This also lets us decide the infrastructure that will let us
deliver API with desired performance numbers and whether our solution
scales linearly.
Observability
Once API is deployed in production, it does not mean we can
forget about the API. Production deployment kicks off another phase of
testing — testing in production that may uncover issues that remained
uncaught in earlier phases. Testing in production includes a set of
activities clubbed together as observability that includes logging,
monitoring, and tracing. The tools for these activities will help us to
diagnose and resolve issues found in production.
- Logging — Logging needs to be done explicitly by the developers using their preferred logging framework and a logging standard. For example, one log statement for every 10 lines of code or more if the code is complex with log levels split as - 60 percent DEBUG, 25 percent INFO, 10 percent WARN and 5 percent ERROR.
- Monitoring — Monitoring runs at a higher level than logging. While logging explicitly tells us what is going on with the API, monitoring provides the overall health of API using generic metrics exposed by the platform and the API itself. Metrics are typically exposed by an agent deployed on the server or it may be part of the solution and are collected periodically by the monitoring solution deployed remotely.
⁂
**Parts of the exercise:**
1. In the text on API observability, rewrite the paragraph that begins "Once API is deployed in production" more briefly, keeping its main facts.
2. Go on with the text on API observability, starting after its last sentence.
⁂
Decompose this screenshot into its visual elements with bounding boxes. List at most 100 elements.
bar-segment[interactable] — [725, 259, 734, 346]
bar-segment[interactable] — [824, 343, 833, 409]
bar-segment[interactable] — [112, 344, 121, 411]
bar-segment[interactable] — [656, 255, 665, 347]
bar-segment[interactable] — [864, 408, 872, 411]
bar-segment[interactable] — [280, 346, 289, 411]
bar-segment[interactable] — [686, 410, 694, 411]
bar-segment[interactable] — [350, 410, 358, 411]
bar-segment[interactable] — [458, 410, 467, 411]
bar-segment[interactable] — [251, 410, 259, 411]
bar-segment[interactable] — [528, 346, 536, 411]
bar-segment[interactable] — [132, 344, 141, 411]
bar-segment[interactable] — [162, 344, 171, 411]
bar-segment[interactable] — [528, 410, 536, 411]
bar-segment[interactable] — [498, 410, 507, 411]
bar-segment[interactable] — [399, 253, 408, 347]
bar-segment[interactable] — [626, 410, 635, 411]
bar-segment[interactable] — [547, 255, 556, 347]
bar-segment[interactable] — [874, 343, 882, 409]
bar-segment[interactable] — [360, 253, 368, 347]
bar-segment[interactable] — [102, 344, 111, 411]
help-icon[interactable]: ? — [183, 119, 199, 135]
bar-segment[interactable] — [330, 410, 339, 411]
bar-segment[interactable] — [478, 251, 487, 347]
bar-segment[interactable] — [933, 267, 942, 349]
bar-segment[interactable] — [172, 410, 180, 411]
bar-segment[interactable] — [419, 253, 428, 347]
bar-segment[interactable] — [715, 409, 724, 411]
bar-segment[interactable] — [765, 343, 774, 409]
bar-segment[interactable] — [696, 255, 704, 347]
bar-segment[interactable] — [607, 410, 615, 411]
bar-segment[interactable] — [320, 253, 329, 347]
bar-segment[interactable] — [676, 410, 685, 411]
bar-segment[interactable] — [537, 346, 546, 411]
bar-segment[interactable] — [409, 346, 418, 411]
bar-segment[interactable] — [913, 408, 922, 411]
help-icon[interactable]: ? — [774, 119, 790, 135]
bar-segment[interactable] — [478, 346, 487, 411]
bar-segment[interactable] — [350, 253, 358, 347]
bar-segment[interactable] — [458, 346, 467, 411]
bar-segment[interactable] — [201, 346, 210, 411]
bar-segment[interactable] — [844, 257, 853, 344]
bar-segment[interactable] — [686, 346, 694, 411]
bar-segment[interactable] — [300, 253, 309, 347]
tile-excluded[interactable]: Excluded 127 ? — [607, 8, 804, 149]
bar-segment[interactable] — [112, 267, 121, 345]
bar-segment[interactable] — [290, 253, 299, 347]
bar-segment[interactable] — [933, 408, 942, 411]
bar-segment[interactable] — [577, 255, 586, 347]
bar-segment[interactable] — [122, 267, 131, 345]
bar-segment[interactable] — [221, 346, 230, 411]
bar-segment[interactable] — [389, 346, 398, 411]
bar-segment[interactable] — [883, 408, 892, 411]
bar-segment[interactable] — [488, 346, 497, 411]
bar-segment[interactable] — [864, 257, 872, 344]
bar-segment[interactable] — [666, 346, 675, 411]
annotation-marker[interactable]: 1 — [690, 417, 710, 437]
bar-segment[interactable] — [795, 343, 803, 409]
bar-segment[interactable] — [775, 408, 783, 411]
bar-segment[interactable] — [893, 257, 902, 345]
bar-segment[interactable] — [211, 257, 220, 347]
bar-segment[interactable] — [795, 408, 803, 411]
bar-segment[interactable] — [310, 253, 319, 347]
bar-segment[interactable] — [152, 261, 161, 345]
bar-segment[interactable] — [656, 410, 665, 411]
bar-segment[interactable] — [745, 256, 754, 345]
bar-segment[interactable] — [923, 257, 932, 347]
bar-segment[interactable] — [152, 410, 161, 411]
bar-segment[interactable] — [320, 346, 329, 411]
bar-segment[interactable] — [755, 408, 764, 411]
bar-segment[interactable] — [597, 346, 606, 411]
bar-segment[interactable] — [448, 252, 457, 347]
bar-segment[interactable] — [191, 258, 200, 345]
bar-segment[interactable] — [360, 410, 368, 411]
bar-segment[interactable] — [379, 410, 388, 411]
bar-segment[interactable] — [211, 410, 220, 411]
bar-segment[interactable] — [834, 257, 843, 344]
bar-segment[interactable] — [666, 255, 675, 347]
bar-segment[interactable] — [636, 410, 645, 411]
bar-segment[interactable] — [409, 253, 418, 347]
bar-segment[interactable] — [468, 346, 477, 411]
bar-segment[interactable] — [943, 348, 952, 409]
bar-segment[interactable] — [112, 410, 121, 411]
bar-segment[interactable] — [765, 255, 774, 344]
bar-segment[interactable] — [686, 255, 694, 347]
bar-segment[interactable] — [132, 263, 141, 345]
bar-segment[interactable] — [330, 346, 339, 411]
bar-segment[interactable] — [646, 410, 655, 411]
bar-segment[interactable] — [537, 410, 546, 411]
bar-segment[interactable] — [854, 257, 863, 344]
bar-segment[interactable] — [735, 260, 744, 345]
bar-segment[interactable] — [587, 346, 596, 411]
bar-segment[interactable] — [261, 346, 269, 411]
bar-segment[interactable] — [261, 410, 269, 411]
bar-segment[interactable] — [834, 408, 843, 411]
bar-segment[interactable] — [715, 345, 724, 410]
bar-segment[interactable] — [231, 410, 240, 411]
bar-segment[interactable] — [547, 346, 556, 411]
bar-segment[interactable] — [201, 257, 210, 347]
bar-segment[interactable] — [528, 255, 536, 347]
⁂
**Your written answers:**
1. Deploying an API to production doesn't end the work. It starts a new phase of testing in production, which may turn up issues missed earlier. This testing is grouped under observability: logging, monitoring, and tracing. Tools for these help diagnose and resolve production issues.

2.
Diagnostic endpoints may be included in the solution that tells us the overall health of the API.
- Tracing — Zipkin is a distributed tracing system. It helps gather timing data needed to troubleshoot latency problems in microservice architectures.
Enabling Centralized Logging
covers logging and tracing. For monitoring, interesting metrics may be
stored in a time-series store like Prometheus and visualized using
Grafana.
Management
API Management tools serve as a gateway that provides services that let:
- API Clients provision themselves by getting API key
- API Providers configure DNS, caching, throttling policies, API versioning, canarying.
These features and more are available on AWS API Gateway.